### RECORDED DATA

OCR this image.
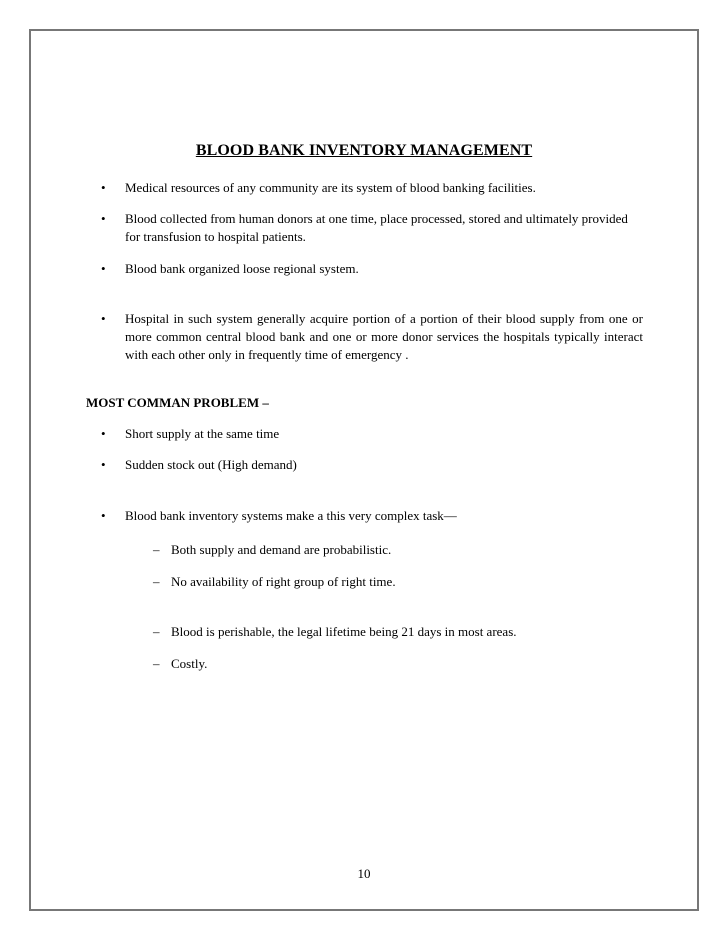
BLOOD BANK INVENTORY MANAGEMENT
• Medical resources of any community are its system of blood banking facilities.
• Blood collected from human donors at one time, place processed, stored and ultimately provided for transfusion to hospital patients.
• Blood bank organized loose regional system.
• Hospital in such system generally acquire portion of a portion of their blood supply from one or more common central blood bank and one or more donor services the hospitals typically interact with each other only in frequently time of emergency .
MOST COMMAN PROBLEM –
• Short supply at the same time
• Sudden stock out (High demand)
• Blood bank inventory systems make a this very complex task—
– Both supply and demand are probabilistic.
– No availability of right group of right time.
– Blood is perishable, the legal lifetime being 21 days in most areas.
– Costly.
10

### REQUIRED ACTION
Say how many lines of the data above have the string "demand" in them, and write nothing besides that number.

### FINAL ANSWER
2